Supplied data –

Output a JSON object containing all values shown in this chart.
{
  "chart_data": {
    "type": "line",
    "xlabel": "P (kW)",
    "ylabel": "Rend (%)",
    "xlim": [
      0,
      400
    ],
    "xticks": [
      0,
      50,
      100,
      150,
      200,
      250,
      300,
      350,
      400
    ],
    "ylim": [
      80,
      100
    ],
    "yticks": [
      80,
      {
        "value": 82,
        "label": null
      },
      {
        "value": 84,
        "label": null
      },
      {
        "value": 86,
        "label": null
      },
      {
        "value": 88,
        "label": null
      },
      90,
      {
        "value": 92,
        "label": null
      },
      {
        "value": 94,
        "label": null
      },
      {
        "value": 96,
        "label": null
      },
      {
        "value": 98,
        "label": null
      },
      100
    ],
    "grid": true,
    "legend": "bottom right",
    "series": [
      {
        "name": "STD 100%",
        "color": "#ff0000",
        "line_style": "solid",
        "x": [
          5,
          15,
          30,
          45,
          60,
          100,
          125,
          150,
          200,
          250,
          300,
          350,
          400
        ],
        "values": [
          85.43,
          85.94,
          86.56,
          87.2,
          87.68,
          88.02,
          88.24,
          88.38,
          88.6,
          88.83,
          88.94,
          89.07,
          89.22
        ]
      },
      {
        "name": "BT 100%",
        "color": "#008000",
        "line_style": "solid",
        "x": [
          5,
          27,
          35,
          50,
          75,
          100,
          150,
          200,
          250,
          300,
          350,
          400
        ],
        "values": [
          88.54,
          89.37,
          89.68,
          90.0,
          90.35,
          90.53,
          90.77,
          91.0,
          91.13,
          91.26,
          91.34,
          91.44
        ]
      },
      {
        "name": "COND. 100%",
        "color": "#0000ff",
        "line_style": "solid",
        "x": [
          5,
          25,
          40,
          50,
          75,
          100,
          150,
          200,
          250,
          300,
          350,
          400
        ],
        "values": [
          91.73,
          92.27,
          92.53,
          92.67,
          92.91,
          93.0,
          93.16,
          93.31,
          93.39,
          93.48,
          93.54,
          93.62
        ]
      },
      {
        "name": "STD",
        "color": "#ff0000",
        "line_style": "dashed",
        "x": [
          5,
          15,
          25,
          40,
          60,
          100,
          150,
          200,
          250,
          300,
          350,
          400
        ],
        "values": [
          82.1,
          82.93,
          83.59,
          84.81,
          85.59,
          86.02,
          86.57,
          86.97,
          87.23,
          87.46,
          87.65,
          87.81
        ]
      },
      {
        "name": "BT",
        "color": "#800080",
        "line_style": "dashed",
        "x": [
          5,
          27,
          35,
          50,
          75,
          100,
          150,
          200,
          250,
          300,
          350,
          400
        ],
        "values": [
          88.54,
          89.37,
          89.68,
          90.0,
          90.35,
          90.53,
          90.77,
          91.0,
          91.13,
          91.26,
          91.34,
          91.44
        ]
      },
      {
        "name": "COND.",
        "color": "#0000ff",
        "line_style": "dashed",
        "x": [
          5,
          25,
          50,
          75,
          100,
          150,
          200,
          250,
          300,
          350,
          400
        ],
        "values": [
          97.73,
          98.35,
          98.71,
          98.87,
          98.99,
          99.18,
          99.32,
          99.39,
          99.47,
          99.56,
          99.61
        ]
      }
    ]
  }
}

Task statement – Make an exact copy of the material above.

Exercise answer –
Output a JSON object containing all values shown in this chart.
{
  "chart_data": {
    "type": "line",
    "xlabel": "P (kW)",
    "ylabel": "Rend (%)",
    "xlim": [
      0,
      400
    ],
    "xticks": [
      0,
      50,
      100,
      150,
      200,
      250,
      300,
      350,
      400
    ],
    "ylim": [
      80,
      100
    ],
    "yticks": [
      80,
      {
        "value": 82,
        "label": null
      },
      {
        "value": 84,
        "label": null
      },
      {
        "value": 86,
        "label": null
      },
      {
        "value": 88,
        "label": null
      },
      90,
      {
        "value": 92,
        "label": null
      },
      {
        "value": 94,
        "label": null
      },
      {
        "value": 96,
        "label": null
      },
      {
        "value": 98,
        "label": null
      },
      100
    ],
    "grid": true,
    "legend": "bottom right",
    "series": [
      {
        "name": "STD 100%",
        "color": "#ff0000",
        "line_style": "solid",
        "x": [
          5,
          15,
          30,
          45,
          60,
          100,
          125,
          150,
          200,
          250,
          300,
          350,
          400
        ],
        "values": [
          85.43,
          85.94,
          86.56,
          87.2,
          87.68,
          88.02,
          88.24,
          88.38,
          88.6,
          88.83,
          88.94,
          89.07,
          89.22
        ]
      },
      {
        "name": "BT 100%",
        "color": "#008000",
        "line_style": "solid",
        "x": [
          5,
          27,
          35,
          50,
          75,
          100,
          150,
          200,
          250,
          300,
          350,
          400
        ],
        "values": [
          88.54,
          89.37,
          89.68,
          90.0,
          90.35,
          90.53,
          90.77,
          91.0,
          91.13,
          91.26,
          91.34,
          91.44
        ]
      },
      {
        "name": "COND. 100%",
        "color": "#0000ff",
        "line_style": "solid",
        "x": [
          5,
          25,
          40,
          50,
          75,
          100,
          150,
          200,
          250,
          300,
          350,
          400
        ],
        "values": [
          91.73,
          92.27,
          92.53,
          92.67,
          92.91,
          93.0,
          93.16,
          93.31,
          93.39,
          93.48,
          93.54,
          93.62
        ]
      },
      {
        "name": "STD",
        "color": "#ff0000",
        "line_style": "dashed",
        "x": [
          5,
          15,
          25,
          40,
          60,
          100,
          150,
          200,
          250,
          300,
          350,
          400
        ],
        "values": [
          82.1,
          82.93,
          83.59,
          84.81,
          85.59,
          86.02,
          86.57,
          86.97,
          87.23,
          87.46,
          87.65,
          87.81
        ]
      },
      {
        "name": "BT",
        "color": "#800080",
        "line_style": "dashed",
        "x": [
          5,
          27,
          35,
          50,
          75,
          100,
          150,
          200,
          250,
          300,
          350,
          400
        ],
        "values": [
          88.54,
          89.37,
          89.68,
          90.0,
          90.35,
          90.53,
          90.77,
          91.0,
          91.13,
          91.26,
          91.34,
          91.44
        ]
      },
      {
        "name": "COND.",
        "color": "#0000ff",
        "line_style": "dashed",
        "x": [
          5,
          25,
          50,
          75,
          100,
          150,
          200,
          250,
          300,
          350,
          400
        ],
        "values": [
          97.73,
          98.35,
          98.71,
          98.87,
          98.99,
          99.18,
          99.32,
          99.39,
          99.47,
          99.56,
          99.61
        ]
      }
    ]
  }
}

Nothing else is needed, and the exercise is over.